───── DATA SUPPLIED ─────

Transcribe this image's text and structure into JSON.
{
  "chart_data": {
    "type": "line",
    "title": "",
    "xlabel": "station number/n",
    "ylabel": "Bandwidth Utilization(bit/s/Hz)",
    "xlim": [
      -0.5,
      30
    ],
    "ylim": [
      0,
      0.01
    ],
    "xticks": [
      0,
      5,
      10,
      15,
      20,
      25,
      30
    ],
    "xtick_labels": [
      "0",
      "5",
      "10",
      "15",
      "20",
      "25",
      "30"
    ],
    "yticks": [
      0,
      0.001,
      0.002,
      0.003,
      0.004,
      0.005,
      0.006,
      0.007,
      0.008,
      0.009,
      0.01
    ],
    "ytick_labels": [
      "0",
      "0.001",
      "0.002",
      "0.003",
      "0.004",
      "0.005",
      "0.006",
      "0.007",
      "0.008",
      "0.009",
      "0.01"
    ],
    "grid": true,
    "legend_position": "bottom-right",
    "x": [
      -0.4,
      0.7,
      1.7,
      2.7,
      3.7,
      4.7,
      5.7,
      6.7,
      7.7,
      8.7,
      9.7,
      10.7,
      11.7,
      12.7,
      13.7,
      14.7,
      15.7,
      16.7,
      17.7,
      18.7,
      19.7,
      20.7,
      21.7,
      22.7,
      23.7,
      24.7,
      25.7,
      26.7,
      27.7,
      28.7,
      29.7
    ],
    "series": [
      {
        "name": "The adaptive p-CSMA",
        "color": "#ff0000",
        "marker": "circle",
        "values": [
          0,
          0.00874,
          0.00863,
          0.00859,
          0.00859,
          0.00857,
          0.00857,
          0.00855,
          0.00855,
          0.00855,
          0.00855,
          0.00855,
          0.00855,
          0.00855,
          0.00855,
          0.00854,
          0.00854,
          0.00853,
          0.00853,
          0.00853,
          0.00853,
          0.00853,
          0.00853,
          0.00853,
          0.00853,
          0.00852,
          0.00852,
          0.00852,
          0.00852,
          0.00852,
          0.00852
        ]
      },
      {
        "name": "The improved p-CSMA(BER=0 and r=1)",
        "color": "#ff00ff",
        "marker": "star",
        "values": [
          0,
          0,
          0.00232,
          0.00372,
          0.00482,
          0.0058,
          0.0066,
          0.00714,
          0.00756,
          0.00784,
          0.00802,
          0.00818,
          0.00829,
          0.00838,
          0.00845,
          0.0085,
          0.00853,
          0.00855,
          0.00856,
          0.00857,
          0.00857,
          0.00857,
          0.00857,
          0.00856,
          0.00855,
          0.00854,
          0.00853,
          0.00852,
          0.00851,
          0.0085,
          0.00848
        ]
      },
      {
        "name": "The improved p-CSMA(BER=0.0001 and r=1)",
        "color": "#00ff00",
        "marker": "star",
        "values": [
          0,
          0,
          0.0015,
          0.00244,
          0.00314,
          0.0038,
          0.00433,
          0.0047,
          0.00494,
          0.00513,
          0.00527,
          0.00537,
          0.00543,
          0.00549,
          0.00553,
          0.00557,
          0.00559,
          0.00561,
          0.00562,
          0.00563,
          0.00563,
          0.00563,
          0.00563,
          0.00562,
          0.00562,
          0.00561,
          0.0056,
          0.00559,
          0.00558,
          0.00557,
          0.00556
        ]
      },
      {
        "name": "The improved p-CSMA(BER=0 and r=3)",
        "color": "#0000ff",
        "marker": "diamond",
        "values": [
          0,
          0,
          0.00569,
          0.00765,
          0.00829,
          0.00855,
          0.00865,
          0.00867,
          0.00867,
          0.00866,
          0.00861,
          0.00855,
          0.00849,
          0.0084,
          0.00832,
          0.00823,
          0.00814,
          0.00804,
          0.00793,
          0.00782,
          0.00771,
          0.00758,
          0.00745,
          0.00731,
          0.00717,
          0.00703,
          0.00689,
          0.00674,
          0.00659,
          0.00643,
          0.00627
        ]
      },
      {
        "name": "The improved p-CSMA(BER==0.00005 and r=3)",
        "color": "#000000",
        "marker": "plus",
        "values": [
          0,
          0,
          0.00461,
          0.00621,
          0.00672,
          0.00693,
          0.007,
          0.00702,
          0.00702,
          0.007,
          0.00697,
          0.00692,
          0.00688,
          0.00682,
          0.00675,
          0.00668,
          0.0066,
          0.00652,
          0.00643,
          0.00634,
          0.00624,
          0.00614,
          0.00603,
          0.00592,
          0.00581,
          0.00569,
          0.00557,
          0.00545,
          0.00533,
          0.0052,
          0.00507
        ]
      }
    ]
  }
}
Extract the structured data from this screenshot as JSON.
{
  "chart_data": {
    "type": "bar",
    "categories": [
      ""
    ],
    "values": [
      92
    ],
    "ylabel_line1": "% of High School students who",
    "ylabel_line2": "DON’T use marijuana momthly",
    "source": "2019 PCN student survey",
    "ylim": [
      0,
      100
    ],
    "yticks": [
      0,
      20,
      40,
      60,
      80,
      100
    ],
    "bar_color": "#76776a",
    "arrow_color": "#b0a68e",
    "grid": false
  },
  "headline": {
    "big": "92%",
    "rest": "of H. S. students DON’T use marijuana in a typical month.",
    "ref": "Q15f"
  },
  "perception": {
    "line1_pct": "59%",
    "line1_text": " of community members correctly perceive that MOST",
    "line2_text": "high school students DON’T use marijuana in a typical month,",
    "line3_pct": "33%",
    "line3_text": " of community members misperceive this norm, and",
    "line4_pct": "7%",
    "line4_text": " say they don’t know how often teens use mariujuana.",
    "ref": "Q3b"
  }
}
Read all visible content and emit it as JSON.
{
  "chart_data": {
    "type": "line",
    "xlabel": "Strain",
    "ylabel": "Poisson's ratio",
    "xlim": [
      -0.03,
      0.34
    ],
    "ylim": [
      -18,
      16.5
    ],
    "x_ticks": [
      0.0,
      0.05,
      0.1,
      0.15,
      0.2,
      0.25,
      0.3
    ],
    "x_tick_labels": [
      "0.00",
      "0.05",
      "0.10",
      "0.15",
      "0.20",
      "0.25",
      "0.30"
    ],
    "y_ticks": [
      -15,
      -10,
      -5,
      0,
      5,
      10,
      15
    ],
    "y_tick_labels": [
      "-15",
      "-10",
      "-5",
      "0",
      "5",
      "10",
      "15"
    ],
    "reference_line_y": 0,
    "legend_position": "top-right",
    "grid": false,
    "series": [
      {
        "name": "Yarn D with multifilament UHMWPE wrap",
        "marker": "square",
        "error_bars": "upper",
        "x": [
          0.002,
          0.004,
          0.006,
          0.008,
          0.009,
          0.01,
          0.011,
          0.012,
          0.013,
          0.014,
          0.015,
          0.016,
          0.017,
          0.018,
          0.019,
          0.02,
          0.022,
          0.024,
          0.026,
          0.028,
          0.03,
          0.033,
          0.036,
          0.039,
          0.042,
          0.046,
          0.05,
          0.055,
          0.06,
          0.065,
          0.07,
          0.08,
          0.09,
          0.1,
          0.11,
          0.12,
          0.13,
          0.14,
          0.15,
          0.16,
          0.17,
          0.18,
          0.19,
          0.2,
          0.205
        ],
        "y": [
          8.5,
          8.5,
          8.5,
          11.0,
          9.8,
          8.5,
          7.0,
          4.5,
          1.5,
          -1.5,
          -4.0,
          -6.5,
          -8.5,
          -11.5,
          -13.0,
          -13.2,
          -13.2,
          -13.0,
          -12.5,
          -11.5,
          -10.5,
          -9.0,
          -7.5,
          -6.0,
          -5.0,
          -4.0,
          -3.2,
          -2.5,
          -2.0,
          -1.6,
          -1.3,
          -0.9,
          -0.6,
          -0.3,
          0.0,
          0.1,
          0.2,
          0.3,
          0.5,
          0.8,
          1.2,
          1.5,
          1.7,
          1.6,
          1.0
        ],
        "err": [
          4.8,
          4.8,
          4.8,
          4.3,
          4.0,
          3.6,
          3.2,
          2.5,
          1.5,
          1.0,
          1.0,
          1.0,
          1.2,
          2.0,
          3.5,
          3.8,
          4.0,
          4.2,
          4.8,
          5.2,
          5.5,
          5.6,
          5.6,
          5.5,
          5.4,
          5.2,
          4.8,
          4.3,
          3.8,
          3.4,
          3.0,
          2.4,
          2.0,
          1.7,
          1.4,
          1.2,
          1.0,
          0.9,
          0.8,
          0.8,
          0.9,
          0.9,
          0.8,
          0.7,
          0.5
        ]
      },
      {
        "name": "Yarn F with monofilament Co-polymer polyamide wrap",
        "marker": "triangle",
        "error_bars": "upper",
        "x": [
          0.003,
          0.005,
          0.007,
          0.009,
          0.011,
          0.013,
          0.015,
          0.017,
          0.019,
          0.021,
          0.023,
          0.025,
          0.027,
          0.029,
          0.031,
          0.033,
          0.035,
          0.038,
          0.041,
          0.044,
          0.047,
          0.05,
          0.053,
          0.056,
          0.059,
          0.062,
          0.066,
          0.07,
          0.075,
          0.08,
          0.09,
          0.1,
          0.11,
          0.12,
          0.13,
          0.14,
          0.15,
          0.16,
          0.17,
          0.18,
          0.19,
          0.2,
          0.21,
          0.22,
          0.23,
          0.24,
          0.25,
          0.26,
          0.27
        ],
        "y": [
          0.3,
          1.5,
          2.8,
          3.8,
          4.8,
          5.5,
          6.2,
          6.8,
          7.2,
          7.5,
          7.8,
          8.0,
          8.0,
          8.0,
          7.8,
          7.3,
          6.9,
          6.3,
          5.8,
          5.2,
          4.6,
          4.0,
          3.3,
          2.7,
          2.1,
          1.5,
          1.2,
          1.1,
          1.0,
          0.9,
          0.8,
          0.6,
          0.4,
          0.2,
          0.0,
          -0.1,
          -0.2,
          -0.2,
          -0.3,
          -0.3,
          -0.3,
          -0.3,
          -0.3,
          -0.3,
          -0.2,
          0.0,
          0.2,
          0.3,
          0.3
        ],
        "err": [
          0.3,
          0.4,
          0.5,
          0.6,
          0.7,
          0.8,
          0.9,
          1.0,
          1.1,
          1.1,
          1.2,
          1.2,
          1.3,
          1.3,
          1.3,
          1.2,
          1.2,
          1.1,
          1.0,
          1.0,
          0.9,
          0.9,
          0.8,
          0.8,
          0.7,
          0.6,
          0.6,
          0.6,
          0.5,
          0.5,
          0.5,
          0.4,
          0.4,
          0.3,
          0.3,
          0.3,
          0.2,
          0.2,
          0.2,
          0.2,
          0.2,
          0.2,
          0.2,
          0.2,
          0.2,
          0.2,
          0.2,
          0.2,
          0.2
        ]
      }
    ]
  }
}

─────

DIRECTIONS: Extract every line of the records above that contains the word "name".

EXERCISE OUTPUT:
        "name": "The adaptive p-CSMA",
        "name": "The improved p-CSMA(BER=0 and r=1)",
        "name": "The improved p-CSMA(BER=0.0001 and r=1)",
        "name": "The improved p-CSMA(BER=0 and r=3)",
        "name": "The improved p-CSMA(BER==0.00005 and r=3)",
        "name": "Yarn D with multifilament UHMWPE wrap",
        "name": "Yarn F with monofilament Co-polymer polyamide wrap",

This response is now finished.